> **What you are asked to do**: Work out how many lines in the data hold the word "text", and reply with that number only.

---------- Data extract ----------

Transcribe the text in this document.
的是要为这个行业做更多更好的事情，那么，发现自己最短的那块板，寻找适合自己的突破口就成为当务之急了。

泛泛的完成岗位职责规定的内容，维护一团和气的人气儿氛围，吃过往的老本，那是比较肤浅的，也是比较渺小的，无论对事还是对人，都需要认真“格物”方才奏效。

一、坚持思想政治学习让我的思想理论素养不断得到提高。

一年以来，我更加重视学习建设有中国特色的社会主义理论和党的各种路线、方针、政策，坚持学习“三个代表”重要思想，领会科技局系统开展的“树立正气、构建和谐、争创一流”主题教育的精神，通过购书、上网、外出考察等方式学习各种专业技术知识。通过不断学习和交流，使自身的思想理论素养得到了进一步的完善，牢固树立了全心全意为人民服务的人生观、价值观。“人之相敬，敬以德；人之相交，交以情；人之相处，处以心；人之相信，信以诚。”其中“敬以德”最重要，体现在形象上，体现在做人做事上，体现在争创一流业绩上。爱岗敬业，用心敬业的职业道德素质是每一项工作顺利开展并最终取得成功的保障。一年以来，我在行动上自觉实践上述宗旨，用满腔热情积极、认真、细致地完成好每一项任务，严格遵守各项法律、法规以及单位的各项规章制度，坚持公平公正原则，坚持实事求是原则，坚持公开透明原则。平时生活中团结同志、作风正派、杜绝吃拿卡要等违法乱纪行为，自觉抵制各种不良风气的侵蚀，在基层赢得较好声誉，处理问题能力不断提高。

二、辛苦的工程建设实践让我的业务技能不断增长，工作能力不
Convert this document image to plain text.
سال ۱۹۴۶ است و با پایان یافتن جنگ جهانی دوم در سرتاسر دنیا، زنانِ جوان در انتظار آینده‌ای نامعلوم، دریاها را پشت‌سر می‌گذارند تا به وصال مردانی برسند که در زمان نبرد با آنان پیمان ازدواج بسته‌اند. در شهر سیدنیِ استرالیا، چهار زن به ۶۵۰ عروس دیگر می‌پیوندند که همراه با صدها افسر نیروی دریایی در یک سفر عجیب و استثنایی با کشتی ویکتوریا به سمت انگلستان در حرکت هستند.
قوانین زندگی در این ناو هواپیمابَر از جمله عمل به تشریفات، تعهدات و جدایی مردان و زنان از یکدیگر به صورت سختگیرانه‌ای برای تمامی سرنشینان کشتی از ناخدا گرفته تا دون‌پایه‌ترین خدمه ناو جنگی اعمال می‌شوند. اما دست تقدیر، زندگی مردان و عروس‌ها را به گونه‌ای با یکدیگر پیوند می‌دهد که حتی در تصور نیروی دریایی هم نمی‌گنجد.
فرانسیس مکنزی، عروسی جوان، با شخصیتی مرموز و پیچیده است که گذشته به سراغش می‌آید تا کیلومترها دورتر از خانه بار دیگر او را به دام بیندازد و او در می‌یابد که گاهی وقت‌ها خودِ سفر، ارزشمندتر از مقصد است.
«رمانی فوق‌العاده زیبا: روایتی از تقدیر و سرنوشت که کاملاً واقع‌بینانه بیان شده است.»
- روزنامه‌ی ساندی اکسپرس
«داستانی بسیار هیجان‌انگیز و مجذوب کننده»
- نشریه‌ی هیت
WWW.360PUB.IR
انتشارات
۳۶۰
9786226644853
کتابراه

----------

> **Task solution**: 2